-- Stored records --
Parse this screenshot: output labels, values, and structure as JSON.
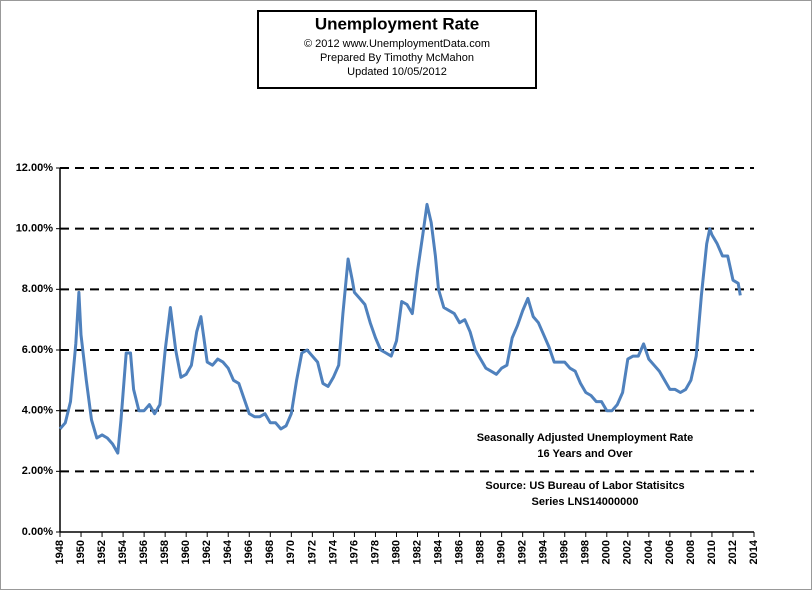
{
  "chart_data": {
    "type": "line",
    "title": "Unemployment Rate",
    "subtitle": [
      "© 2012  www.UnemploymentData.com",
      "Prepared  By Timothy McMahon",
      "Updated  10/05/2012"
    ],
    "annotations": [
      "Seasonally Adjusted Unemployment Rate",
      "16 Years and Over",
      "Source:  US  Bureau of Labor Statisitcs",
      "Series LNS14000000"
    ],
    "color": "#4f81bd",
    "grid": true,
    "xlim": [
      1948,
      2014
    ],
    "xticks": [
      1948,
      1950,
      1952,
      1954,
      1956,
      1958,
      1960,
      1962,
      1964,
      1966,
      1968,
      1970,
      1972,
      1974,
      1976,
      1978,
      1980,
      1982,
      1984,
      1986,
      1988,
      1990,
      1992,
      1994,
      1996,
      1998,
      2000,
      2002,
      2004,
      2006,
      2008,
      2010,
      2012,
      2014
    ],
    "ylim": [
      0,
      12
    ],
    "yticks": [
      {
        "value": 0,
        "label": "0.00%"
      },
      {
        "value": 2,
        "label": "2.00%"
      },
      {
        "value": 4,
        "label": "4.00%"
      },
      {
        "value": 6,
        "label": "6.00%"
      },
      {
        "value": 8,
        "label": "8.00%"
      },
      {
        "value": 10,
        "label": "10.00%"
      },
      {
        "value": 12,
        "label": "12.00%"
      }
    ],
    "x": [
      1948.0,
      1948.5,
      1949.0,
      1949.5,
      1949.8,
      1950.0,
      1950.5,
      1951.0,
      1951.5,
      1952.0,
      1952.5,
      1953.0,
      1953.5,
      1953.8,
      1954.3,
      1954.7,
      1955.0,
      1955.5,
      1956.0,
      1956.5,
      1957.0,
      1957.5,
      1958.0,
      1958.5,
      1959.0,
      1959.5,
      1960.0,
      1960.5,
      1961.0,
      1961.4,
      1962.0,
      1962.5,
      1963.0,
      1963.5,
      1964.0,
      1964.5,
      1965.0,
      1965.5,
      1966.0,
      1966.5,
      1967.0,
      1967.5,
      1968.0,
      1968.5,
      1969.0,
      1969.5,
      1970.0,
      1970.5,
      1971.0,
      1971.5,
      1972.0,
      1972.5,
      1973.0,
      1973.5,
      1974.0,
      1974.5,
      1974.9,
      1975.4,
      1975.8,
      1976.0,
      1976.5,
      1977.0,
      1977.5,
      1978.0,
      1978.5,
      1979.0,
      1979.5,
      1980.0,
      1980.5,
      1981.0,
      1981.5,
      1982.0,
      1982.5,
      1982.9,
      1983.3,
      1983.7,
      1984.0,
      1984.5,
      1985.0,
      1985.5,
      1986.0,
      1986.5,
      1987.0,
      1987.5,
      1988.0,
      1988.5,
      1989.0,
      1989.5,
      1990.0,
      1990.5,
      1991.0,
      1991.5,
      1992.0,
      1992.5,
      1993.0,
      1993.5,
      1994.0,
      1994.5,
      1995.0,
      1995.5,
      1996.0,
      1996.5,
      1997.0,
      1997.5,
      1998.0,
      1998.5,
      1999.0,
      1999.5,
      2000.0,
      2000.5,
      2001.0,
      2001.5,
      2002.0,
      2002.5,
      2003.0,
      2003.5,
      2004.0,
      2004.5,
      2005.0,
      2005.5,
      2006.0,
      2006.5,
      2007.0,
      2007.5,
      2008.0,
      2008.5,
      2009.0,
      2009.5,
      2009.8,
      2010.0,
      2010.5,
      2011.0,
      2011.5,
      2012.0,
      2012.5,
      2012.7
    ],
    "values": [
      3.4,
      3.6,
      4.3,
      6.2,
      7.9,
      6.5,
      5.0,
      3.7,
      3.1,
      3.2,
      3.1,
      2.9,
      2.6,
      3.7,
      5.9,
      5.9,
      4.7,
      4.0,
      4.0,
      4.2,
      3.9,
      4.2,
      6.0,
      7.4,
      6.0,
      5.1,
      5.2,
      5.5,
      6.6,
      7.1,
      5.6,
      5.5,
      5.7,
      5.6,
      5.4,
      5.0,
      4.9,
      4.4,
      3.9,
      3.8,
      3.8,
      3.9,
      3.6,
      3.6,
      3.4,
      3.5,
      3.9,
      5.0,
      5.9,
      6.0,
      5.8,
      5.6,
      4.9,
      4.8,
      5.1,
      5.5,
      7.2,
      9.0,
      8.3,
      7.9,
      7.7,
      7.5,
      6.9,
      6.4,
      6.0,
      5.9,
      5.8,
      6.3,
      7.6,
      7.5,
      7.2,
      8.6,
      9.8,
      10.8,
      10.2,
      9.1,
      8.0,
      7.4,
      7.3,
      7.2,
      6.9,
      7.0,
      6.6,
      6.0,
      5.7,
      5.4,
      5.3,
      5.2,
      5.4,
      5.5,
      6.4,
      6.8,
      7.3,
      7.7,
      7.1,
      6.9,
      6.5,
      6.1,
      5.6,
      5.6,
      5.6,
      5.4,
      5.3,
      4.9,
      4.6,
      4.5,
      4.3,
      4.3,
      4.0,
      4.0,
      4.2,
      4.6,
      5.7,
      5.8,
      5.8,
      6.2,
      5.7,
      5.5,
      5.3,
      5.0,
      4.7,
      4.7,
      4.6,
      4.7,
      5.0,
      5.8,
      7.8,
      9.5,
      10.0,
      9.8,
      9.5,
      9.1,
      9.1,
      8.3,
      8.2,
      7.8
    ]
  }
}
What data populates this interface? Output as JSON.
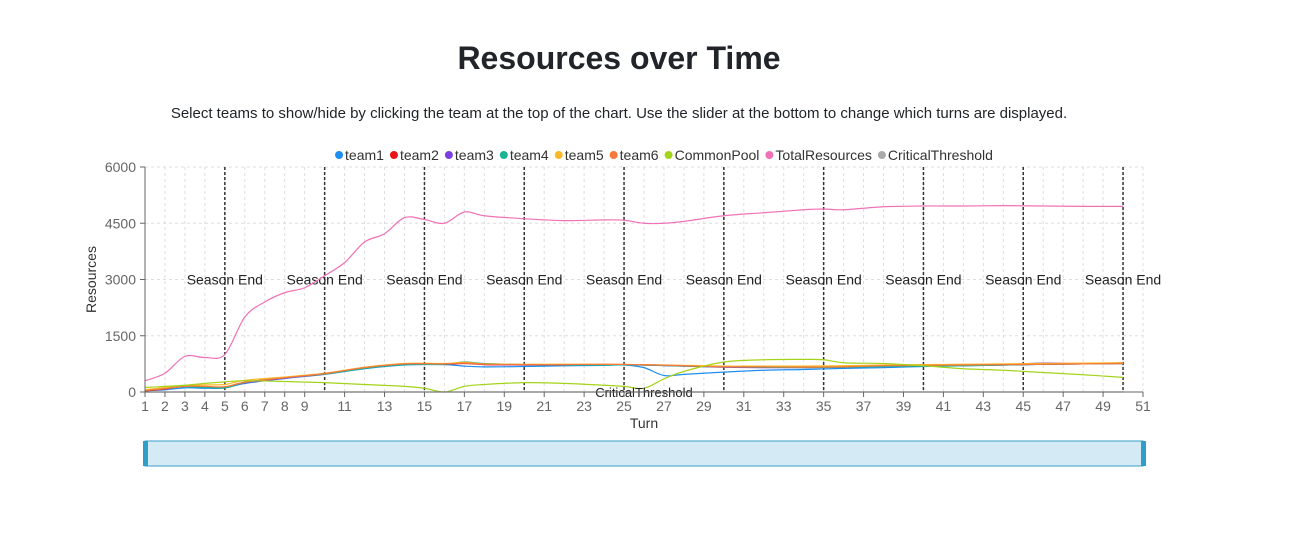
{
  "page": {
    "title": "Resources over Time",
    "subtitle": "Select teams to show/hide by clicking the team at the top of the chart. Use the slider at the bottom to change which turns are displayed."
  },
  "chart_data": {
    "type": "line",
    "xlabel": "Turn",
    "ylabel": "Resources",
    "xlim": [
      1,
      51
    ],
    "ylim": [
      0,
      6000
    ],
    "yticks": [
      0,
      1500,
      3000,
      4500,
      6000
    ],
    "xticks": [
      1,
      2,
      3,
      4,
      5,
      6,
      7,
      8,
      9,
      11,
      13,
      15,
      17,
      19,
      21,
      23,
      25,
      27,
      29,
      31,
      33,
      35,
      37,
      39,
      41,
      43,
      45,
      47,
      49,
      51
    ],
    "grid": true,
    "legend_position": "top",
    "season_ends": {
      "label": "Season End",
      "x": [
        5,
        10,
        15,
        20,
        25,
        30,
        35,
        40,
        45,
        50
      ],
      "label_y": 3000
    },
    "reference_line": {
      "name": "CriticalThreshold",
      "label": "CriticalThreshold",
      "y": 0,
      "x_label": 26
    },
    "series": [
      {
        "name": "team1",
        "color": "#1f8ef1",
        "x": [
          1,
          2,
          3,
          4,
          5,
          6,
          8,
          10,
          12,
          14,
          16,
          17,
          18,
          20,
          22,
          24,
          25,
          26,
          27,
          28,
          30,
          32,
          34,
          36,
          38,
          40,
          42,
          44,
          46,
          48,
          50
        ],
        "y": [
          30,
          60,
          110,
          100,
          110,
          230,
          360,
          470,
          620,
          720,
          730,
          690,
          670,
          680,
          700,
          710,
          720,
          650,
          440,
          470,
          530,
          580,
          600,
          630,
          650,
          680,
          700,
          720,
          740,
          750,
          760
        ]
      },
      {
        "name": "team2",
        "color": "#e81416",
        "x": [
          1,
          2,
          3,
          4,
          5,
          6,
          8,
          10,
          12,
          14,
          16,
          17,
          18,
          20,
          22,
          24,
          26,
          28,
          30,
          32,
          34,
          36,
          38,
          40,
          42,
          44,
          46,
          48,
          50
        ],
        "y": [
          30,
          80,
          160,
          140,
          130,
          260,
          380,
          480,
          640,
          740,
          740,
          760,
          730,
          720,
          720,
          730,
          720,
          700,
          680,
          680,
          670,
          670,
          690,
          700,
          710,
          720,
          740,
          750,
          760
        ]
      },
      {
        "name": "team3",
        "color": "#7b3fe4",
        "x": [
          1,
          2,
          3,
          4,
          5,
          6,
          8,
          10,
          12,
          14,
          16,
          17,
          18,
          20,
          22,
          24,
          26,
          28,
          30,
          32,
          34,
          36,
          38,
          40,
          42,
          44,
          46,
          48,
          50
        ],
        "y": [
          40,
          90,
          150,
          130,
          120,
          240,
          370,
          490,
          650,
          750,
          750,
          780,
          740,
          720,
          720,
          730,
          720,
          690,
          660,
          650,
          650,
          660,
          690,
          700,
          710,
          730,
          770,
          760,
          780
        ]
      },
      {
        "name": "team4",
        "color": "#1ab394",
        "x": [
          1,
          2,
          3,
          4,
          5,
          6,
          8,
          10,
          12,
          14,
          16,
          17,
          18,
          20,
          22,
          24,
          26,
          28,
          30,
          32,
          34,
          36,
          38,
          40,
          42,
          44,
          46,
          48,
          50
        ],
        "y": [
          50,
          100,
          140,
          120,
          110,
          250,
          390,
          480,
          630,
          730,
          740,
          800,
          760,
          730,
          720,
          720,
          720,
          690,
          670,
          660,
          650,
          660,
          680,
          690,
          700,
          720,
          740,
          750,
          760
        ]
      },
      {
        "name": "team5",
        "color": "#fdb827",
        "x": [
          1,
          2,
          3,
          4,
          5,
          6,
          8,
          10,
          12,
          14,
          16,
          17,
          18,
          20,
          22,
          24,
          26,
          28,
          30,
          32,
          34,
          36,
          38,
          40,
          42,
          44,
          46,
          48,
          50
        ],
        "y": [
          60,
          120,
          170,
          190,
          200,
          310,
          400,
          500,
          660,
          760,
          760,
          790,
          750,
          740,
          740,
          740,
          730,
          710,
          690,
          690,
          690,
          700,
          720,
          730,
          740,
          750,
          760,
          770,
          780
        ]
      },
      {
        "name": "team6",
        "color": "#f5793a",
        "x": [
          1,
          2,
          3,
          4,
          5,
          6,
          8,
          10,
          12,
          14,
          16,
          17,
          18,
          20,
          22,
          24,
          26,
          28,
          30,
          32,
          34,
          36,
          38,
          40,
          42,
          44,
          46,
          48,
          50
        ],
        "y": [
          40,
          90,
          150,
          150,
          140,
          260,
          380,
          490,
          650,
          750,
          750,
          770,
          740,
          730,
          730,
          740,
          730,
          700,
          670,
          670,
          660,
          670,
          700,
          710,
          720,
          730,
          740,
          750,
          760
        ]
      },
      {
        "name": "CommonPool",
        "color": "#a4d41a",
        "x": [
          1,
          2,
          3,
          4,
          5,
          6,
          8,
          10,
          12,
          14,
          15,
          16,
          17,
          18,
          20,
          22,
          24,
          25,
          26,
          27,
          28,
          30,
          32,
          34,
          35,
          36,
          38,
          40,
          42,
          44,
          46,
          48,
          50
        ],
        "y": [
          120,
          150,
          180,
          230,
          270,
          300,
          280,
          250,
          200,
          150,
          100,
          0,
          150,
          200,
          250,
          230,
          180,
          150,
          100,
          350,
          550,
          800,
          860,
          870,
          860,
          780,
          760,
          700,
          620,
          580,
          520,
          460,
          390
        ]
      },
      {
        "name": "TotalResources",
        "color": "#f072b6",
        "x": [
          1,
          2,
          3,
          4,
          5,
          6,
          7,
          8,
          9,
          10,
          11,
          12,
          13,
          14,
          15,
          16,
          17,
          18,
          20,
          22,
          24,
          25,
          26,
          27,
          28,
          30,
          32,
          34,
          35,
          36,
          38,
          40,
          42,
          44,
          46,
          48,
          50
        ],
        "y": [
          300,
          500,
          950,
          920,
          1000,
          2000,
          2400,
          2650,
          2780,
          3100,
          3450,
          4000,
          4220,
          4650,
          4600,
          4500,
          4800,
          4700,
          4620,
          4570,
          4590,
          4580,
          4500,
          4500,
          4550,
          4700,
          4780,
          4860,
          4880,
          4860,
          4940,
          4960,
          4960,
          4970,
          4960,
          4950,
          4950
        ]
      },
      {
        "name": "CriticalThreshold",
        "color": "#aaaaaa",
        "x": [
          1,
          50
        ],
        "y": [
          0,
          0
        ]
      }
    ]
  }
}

* * *

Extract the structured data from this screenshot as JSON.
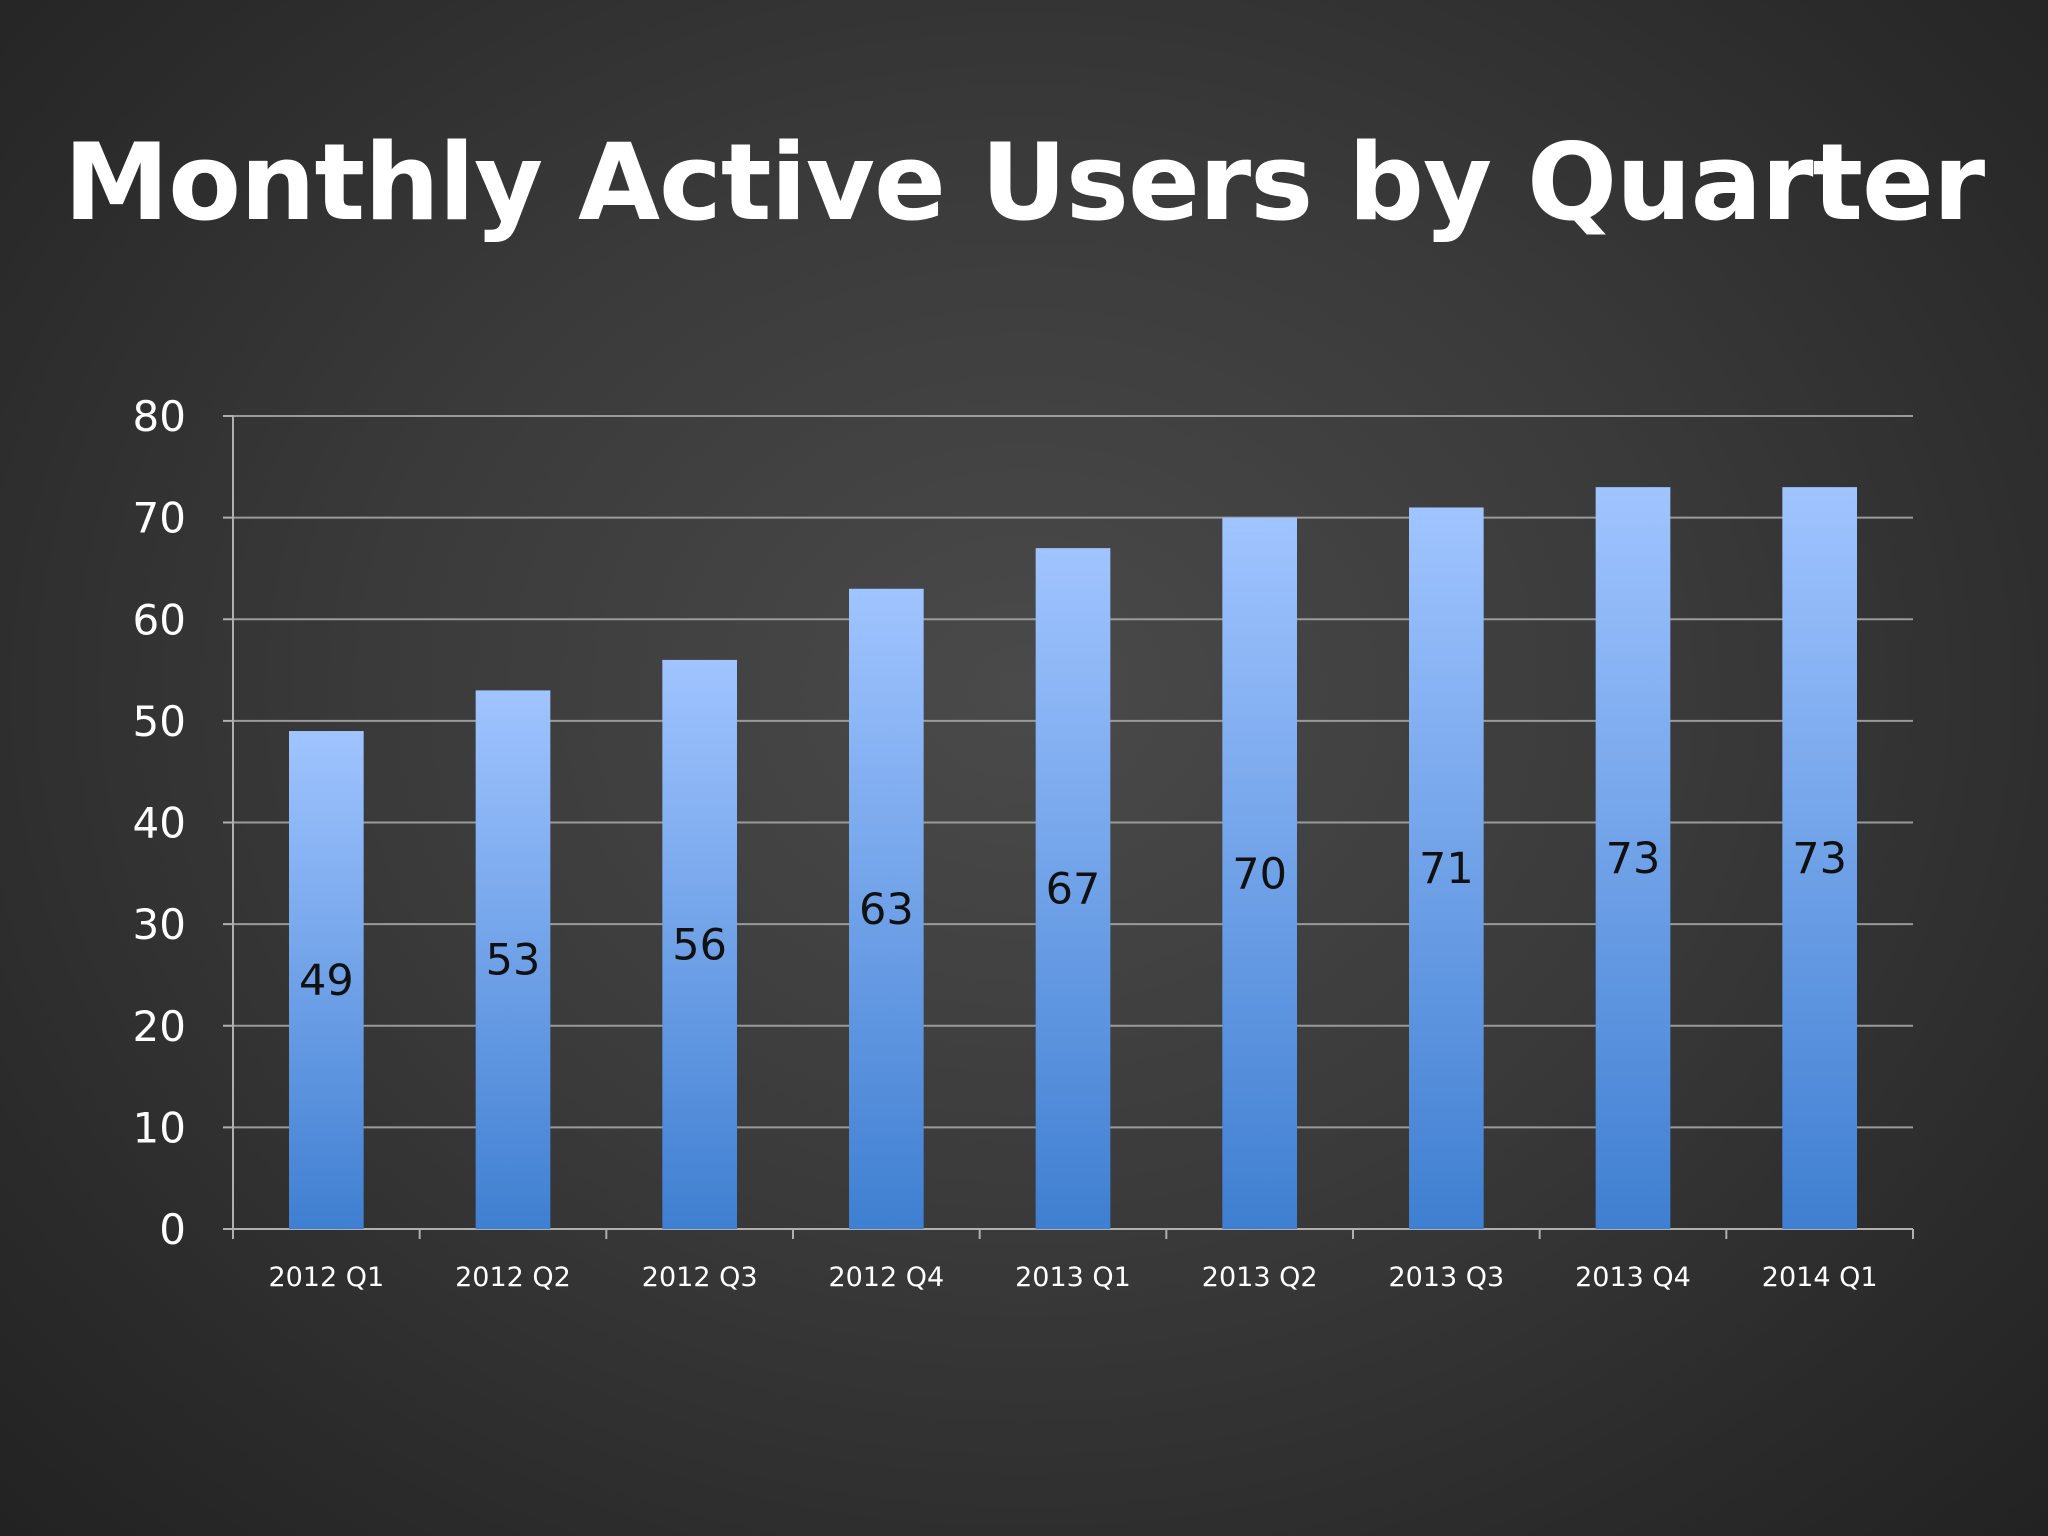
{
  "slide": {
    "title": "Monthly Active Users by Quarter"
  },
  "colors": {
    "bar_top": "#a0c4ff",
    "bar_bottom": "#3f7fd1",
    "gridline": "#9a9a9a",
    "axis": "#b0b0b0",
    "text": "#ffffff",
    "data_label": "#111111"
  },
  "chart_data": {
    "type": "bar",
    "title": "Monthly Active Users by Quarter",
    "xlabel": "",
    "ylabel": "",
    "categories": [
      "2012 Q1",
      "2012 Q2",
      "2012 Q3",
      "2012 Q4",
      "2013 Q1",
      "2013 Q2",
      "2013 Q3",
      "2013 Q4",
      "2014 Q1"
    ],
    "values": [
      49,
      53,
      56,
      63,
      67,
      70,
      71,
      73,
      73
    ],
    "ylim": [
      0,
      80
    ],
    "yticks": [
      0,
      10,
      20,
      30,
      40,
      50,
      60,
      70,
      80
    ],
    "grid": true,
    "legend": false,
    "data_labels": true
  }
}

-- Stated task --
Extract each line holding the string "Monthly".

-- Full response --
    "title": "Monthly Active Users by Quarter"
    "title": "Monthly Active Users by Quarter",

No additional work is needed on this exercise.